-- COMPITI DA SVOLGERE --
1. Secondo il testo sul pesce scorpione, quali tipi di persone coinvolge il progetto di Citizen Science del museo? Elencali tutti.
2. Ricopia dal testo sul pesce scorpione il passo che va da "Originario dell’Oceano Indiano" fino a "conoscenza dell’ambiente marino.", compreso.

-- TESTO DI PARTENZA --
Importante segnalazione nelle acque della provincia di Ragusa: al largo di Punta Secca è stato osservato per la prima volta un esemplare di pesce scorpione occidentale (Pterois miles), specie considerata invasiva nel Mediterraneo.
L’avvistamento è avvenuto a circa venti metri di profondità durante le attività di monitoraggio ambientale coordinate dal Museo Civico di Storia Naturale di Comiso. A individuare l’esemplare è stato il subacqueo Federico Brugaletta, collaboratore del museo e già protagonista in passato di altre segnalazioni di specie aliene presenti nel Mare Nostrum.
La scoperta rientra nel progetto di Citizen Science promosso dal museo, che coinvolge cittadini, pescatori e operatori del settore marittimo nella raccolta di dati sulla biodiversità marina.
L’esemplare rinvenuto sarà sottoposto ad analisi scientifiche per approfondirne le caratteristiche e studiare le modalità di diffusione della specie nel Mediterraneo centrale.
Originario dell’Oceano Indiano e del Mar Rosso, il pesce scorpione è noto per le sue spine velenose e per la capacità di adattarsi rapidamente a nuovi habitat. La sua presenza viene monitorata con particolare attenzione dagli esperti per i possibili effetti sugli ecosistemi marini locali.
Il Museo di Comiso prosegue le attività di osservazione e invita pescatori e cittadini a segnalare eventuali avvistamenti di specie insolite o mai osservate prima nell’area, contribuendo così alla tutela e alla conoscenza dell’ambiente marino.

-- ESTRATTI DEI DATI --
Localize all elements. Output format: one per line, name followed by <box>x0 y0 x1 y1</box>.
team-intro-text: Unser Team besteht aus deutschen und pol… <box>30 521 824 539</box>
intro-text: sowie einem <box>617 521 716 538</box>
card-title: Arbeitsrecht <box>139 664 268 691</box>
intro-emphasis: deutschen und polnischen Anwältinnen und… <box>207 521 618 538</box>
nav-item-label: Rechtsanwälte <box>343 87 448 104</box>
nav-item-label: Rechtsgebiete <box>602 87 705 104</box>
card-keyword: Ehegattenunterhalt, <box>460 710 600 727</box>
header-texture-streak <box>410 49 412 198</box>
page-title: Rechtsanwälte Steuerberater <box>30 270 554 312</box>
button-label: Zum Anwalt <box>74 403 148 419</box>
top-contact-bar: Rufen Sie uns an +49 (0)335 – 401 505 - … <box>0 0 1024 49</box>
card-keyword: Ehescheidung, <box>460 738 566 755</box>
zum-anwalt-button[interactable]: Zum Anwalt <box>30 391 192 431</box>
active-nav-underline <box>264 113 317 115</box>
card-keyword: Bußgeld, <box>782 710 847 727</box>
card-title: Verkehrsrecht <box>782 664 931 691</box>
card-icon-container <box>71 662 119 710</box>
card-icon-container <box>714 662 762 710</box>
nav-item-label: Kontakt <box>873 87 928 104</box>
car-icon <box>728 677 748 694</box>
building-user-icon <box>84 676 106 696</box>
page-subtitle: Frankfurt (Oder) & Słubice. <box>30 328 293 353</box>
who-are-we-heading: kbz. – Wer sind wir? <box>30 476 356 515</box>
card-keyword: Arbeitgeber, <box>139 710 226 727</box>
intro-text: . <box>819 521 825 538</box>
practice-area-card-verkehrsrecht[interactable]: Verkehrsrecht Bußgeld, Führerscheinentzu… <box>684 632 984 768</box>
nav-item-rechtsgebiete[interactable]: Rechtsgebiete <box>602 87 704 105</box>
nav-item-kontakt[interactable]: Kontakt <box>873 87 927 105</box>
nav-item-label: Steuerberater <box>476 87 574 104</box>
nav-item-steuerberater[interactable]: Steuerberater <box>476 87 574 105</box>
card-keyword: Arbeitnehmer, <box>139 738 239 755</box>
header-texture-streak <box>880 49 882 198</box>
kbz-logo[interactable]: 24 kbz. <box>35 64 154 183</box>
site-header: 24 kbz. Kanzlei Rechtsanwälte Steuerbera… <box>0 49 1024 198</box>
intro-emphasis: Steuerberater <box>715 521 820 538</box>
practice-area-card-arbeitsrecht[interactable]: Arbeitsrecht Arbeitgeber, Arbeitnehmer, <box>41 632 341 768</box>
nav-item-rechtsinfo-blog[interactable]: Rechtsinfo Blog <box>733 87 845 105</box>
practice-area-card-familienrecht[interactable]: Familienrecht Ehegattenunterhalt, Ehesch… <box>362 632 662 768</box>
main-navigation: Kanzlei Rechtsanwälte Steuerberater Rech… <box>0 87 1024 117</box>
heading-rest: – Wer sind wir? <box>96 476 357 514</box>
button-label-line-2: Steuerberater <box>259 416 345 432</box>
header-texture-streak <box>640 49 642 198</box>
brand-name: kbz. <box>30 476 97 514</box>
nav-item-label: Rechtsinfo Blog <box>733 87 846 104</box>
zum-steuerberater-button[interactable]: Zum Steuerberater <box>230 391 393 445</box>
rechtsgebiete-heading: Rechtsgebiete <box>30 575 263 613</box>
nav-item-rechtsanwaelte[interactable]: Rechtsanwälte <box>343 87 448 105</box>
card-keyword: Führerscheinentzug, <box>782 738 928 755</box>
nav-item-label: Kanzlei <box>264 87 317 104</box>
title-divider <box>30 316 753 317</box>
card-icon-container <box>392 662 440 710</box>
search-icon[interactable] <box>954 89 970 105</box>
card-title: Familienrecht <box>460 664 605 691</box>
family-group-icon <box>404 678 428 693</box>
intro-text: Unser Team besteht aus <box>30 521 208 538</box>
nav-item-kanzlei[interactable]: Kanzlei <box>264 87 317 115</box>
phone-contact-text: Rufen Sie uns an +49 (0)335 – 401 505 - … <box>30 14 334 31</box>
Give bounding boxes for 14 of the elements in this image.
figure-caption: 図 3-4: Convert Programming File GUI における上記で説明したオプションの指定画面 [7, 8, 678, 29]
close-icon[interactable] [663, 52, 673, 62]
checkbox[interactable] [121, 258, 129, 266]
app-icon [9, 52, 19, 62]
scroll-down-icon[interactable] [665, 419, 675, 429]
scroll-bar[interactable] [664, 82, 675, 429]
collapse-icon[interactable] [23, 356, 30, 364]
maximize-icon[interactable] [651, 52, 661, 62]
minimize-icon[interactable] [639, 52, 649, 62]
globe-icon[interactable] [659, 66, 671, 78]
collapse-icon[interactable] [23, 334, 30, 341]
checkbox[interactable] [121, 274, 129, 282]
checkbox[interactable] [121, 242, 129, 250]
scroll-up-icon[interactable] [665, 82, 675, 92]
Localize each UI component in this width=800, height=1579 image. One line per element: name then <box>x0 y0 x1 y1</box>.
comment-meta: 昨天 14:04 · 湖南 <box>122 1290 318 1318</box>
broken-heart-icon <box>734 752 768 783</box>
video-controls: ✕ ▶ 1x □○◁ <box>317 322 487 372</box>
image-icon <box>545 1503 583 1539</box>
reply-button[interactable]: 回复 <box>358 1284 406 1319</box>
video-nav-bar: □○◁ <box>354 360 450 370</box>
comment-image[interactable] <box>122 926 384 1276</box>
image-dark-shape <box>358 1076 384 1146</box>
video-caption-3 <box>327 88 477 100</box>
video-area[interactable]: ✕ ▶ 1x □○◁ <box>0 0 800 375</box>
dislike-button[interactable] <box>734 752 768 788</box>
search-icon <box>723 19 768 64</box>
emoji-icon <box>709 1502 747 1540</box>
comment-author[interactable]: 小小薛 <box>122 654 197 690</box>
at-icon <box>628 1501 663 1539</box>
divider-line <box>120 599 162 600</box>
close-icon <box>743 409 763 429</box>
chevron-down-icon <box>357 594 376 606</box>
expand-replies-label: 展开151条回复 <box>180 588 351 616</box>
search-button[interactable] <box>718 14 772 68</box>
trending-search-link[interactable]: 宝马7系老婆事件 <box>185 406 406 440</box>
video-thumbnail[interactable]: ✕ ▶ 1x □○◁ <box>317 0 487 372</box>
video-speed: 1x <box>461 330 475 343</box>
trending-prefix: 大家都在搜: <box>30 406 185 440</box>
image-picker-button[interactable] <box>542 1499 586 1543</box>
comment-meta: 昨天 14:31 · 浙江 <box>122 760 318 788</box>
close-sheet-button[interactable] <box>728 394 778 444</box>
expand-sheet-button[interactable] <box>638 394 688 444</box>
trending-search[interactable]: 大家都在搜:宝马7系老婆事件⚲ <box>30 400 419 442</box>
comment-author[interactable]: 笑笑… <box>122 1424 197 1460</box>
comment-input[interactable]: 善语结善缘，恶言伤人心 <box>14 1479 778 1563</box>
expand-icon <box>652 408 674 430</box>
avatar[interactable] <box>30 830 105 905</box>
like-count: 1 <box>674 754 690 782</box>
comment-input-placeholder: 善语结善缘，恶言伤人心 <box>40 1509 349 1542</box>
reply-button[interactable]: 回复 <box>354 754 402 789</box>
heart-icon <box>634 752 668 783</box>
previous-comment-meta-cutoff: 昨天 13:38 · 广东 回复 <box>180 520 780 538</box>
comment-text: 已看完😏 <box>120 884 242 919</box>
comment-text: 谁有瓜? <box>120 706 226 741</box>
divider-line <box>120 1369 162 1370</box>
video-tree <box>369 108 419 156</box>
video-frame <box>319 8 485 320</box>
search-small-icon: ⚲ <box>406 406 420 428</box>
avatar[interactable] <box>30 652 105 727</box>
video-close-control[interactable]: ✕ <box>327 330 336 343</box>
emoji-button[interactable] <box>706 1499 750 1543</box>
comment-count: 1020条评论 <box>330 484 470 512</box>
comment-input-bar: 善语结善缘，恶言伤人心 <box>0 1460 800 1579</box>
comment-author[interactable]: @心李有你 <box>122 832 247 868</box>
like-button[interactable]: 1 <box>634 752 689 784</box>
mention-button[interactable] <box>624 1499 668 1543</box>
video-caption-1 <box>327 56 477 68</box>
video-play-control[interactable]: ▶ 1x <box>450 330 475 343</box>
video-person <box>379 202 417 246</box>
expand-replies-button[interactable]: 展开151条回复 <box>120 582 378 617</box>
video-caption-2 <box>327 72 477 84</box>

-- SOLUZIONI --
1.
- cittadini
- pescatori
- operatori del settore marittimo

2.
Originario dell’Oceano Indiano e del Mar Rosso, il pesce scorpione è noto per le sue spine velenose e per la capacità di adattarsi rapidamente a nuovi habitat. La sua presenza viene monitorata con particolare attenzione dagli esperti per i possibili effetti sugli ecosistemi marini locali.
Il Museo di Comiso prosegue le attività di osservazione e invita pescatori e cittadini a segnalare eventuali avvistamenti di specie insolite o mai osservate prima nell’area, contribuendo così alla tutela e alla conoscenza dell’ambiente marino.